======== Data supplied ========
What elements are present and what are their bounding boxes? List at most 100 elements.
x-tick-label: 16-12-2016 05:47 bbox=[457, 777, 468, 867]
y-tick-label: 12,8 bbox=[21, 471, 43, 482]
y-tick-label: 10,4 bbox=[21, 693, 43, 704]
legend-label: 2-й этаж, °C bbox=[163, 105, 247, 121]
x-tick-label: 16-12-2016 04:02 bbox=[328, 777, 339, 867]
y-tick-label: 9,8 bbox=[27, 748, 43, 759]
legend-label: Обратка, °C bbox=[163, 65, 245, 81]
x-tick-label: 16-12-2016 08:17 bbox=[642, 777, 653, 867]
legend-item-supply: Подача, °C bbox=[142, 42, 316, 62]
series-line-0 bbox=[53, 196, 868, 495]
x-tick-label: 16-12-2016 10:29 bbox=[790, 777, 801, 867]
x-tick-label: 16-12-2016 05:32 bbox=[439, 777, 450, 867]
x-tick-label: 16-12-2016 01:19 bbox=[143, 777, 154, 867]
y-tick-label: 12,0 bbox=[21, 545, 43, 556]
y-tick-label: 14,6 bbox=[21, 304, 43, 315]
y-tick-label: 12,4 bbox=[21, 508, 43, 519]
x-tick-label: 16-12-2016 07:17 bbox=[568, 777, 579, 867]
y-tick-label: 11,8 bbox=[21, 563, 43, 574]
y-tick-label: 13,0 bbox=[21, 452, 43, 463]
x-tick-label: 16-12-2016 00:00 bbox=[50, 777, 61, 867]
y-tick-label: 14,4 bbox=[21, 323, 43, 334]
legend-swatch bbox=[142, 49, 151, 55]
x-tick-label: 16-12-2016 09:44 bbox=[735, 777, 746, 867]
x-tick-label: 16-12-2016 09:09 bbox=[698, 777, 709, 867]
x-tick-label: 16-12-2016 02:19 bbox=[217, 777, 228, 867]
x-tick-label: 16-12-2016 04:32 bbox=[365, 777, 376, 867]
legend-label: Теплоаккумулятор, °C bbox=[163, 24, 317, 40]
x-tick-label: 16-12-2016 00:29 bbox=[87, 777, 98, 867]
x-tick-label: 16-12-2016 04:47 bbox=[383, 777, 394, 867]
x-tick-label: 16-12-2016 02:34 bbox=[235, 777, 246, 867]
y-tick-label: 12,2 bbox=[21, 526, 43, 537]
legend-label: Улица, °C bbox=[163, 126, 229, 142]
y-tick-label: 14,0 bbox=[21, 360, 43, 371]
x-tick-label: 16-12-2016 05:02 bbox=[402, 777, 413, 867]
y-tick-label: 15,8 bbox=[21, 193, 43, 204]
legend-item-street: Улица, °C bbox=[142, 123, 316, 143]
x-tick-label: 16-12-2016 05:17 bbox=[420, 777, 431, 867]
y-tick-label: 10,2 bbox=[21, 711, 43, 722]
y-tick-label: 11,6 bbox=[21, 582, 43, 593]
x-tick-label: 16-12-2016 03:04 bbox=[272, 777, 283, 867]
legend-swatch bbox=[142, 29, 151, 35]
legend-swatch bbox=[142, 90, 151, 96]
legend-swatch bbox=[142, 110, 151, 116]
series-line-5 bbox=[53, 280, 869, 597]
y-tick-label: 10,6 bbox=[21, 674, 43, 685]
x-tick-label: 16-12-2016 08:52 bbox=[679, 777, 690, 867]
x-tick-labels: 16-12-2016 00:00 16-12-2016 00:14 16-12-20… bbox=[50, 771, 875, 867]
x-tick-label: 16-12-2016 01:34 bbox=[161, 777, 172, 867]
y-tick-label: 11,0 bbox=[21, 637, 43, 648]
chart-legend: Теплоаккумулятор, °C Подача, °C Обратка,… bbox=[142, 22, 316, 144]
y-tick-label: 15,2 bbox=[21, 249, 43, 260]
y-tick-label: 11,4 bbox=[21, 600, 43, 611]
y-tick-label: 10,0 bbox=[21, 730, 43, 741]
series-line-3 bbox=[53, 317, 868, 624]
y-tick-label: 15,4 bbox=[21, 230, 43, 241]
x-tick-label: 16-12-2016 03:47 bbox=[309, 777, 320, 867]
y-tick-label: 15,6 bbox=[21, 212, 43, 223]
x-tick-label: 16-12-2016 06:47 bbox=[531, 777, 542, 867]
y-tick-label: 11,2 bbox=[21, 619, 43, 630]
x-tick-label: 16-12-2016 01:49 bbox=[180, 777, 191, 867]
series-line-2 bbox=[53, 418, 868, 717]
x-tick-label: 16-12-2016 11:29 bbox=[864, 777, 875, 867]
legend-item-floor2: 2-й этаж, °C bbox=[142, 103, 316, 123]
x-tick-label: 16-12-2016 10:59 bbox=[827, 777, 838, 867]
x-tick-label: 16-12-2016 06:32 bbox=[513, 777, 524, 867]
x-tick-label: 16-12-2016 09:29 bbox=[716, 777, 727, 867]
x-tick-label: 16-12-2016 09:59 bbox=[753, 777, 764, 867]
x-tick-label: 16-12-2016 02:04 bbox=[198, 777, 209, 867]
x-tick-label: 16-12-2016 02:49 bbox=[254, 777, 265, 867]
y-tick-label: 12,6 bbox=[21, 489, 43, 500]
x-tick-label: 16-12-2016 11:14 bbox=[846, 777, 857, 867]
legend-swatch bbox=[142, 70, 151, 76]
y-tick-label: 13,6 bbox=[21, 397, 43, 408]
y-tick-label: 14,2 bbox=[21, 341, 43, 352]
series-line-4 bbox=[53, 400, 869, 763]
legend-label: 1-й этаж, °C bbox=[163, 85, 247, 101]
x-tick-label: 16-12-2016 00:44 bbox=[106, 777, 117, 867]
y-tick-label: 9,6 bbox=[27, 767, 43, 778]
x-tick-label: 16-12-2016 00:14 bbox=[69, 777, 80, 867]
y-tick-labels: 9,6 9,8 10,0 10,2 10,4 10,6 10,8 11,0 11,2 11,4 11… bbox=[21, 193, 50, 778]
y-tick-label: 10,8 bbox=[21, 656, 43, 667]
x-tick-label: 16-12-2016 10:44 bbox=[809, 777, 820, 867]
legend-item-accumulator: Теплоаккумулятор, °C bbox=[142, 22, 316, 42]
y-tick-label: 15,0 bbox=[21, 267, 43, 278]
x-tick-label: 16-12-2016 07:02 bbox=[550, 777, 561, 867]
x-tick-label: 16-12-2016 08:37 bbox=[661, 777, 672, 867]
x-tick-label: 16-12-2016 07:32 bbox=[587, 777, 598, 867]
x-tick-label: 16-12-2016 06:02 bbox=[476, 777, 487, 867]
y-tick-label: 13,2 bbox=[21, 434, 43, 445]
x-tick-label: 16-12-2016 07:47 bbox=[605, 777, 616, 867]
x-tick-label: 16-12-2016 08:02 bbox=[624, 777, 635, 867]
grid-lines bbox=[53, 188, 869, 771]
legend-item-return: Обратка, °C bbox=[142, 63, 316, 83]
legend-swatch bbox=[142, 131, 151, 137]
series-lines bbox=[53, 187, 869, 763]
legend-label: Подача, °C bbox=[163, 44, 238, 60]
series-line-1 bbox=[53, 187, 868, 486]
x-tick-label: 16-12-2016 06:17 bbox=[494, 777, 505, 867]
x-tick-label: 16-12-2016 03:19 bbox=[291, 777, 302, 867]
========
Exercise requirements — Reproduce every line above word for word, from the first to the last.

Answer in full —
What elements are present and what are their bounding boxes? List at most 100 elements.
x-tick-label: 16-12-2016 05:47 bbox=[457, 777, 468, 867]
y-tick-label: 12,8 bbox=[21, 471, 43, 482]
y-tick-label: 10,4 bbox=[21, 693, 43, 704]
legend-label: 2-й этаж, °C bbox=[163, 105, 247, 121]
x-tick-label: 16-12-2016 04:02 bbox=[328, 777, 339, 867]
y-tick-label: 9,8 bbox=[27, 748, 43, 759]
legend-label: Обратка, °C bbox=[163, 65, 245, 81]
x-tick-label: 16-12-2016 08:17 bbox=[642, 777, 653, 867]
legend-item-supply: Подача, °C bbox=[142, 42, 316, 62]
series-line-0 bbox=[53, 196, 868, 495]
x-tick-label: 16-12-2016 10:29 bbox=[790, 777, 801, 867]
x-tick-label: 16-12-2016 05:32 bbox=[439, 777, 450, 867]
x-tick-label: 16-12-2016 01:19 bbox=[143, 777, 154, 867]
y-tick-label: 12,0 bbox=[21, 545, 43, 556]
y-tick-label: 14,6 bbox=[21, 304, 43, 315]
y-tick-label: 12,4 bbox=[21, 508, 43, 519]
x-tick-label: 16-12-2016 07:17 bbox=[568, 777, 579, 867]
y-tick-label: 11,8 bbox=[21, 563, 43, 574]
y-tick-label: 13,0 bbox=[21, 452, 43, 463]
x-tick-label: 16-12-2016 00:00 bbox=[50, 777, 61, 867]
y-tick-label: 14,4 bbox=[21, 323, 43, 334]
legend-swatch bbox=[142, 49, 151, 55]
x-tick-label: 16-12-2016 09:44 bbox=[735, 777, 746, 867]
x-tick-label: 16-12-2016 09:09 bbox=[698, 777, 709, 867]
x-tick-label: 16-12-2016 02:19 bbox=[217, 777, 228, 867]
x-tick-label: 16-12-2016 04:32 bbox=[365, 777, 376, 867]
legend-label: Теплоаккумулятор, °C bbox=[163, 24, 317, 40]
x-tick-label: 16-12-2016 00:29 bbox=[87, 777, 98, 867]
x-tick-label: 16-12-2016 04:47 bbox=[383, 777, 394, 867]
x-tick-label: 16-12-2016 02:34 bbox=[235, 777, 246, 867]
y-tick-label: 12,2 bbox=[21, 526, 43, 537]
legend-label: Улица, °C bbox=[163, 126, 229, 142]
y-tick-label: 14,0 bbox=[21, 360, 43, 371]
x-tick-label: 16-12-2016 05:02 bbox=[402, 777, 413, 867]
y-tick-label: 15,8 bbox=[21, 193, 43, 204]
legend-item-street: Улица, °C bbox=[142, 123, 316, 143]
x-tick-label: 16-12-2016 05:17 bbox=[420, 777, 431, 867]
y-tick-label: 10,2 bbox=[21, 711, 43, 722]
y-tick-label: 11,6 bbox=[21, 582, 43, 593]
x-tick-label: 16-12-2016 03:04 bbox=[272, 777, 283, 867]
legend-swatch bbox=[142, 29, 151, 35]
legend-swatch bbox=[142, 90, 151, 96]
legend-swatch bbox=[142, 110, 151, 116]
series-line-5 bbox=[53, 280, 869, 597]
y-tick-label: 10,6 bbox=[21, 674, 43, 685]
x-tick-label: 16-12-2016 08:52 bbox=[679, 777, 690, 867]
x-tick-labels: 16-12-2016 00:00 16-12-2016 00:14 16-12-20… bbox=[50, 771, 875, 867]
x-tick-label: 16-12-2016 01:34 bbox=[161, 777, 172, 867]
y-tick-label: 11,0 bbox=[21, 637, 43, 648]
chart-legend: Теплоаккумулятор, °C Подача, °C Обратка,… bbox=[142, 22, 316, 144]
y-tick-label: 15,2 bbox=[21, 249, 43, 260]
y-tick-label: 11,4 bbox=[21, 600, 43, 611]
y-tick-label: 10,0 bbox=[21, 730, 43, 741]
series-line-3 bbox=[53, 317, 868, 624]
y-tick-label: 15,4 bbox=[21, 230, 43, 241]
x-tick-label: 16-12-2016 03:47 bbox=[309, 777, 320, 867]
y-tick-label: 15,6 bbox=[21, 212, 43, 223]
x-tick-label: 16-12-2016 06:47 bbox=[531, 777, 542, 867]
y-tick-label: 11,2 bbox=[21, 619, 43, 630]
x-tick-label: 16-12-2016 01:49 bbox=[180, 777, 191, 867]
series-line-2 bbox=[53, 418, 868, 717]
x-tick-label: 16-12-2016 11:29 bbox=[864, 777, 875, 867]
legend-item-floor2: 2-й этаж, °C bbox=[142, 103, 316, 123]
x-tick-label: 16-12-2016 10:59 bbox=[827, 777, 838, 867]
x-tick-label: 16-12-2016 06:32 bbox=[513, 777, 524, 867]
x-tick-label: 16-12-2016 09:29 bbox=[716, 777, 727, 867]
x-tick-label: 16-12-2016 09:59 bbox=[753, 777, 764, 867]
x-tick-label: 16-12-2016 02:04 bbox=[198, 777, 209, 867]
x-tick-label: 16-12-2016 02:49 bbox=[254, 777, 265, 867]
y-tick-label: 12,6 bbox=[21, 489, 43, 500]
x-tick-label: 16-12-2016 11:14 bbox=[846, 777, 857, 867]
legend-swatch bbox=[142, 70, 151, 76]
y-tick-label: 13,6 bbox=[21, 397, 43, 408]
y-tick-label: 14,2 bbox=[21, 341, 43, 352]
series-line-4 bbox=[53, 400, 869, 763]
legend-label: 1-й этаж, °C bbox=[163, 85, 247, 101]
x-tick-label: 16-12-2016 00:44 bbox=[106, 777, 117, 867]
y-tick-label: 9,6 bbox=[27, 767, 43, 778]
x-tick-label: 16-12-2016 00:14 bbox=[69, 777, 80, 867]
y-tick-labels: 9,6 9,8 10,0 10,2 10,4 10,6 10,8 11,0 11,2 11,4 11… bbox=[21, 193, 50, 778]
y-tick-label: 10,8 bbox=[21, 656, 43, 667]
x-tick-label: 16-12-2016 10:44 bbox=[809, 777, 820, 867]
legend-item-accumulator: Теплоаккумулятор, °C bbox=[142, 22, 316, 42]
y-tick-label: 15,0 bbox=[21, 267, 43, 278]
x-tick-label: 16-12-2016 07:02 bbox=[550, 777, 561, 867]
x-tick-label: 16-12-2016 08:37 bbox=[661, 777, 672, 867]
x-tick-label: 16-12-2016 07:32 bbox=[587, 777, 598, 867]
x-tick-label: 16-12-2016 06:02 bbox=[476, 777, 487, 867]
y-tick-label: 13,2 bbox=[21, 434, 43, 445]
x-tick-label: 16-12-2016 07:47 bbox=[605, 777, 616, 867]
x-tick-label: 16-12-2016 08:02 bbox=[624, 777, 635, 867]
grid-lines bbox=[53, 188, 869, 771]
legend-item-return: Обратка, °C bbox=[142, 63, 316, 83]
legend-swatch bbox=[142, 131, 151, 137]
series-lines bbox=[53, 187, 869, 763]
legend-label: Подача, °C bbox=[163, 44, 238, 60]
series-line-1 bbox=[53, 187, 868, 486]
x-tick-label: 16-12-2016 06:17 bbox=[494, 777, 505, 867]
x-tick-label: 16-12-2016 03:19 bbox=[291, 777, 302, 867]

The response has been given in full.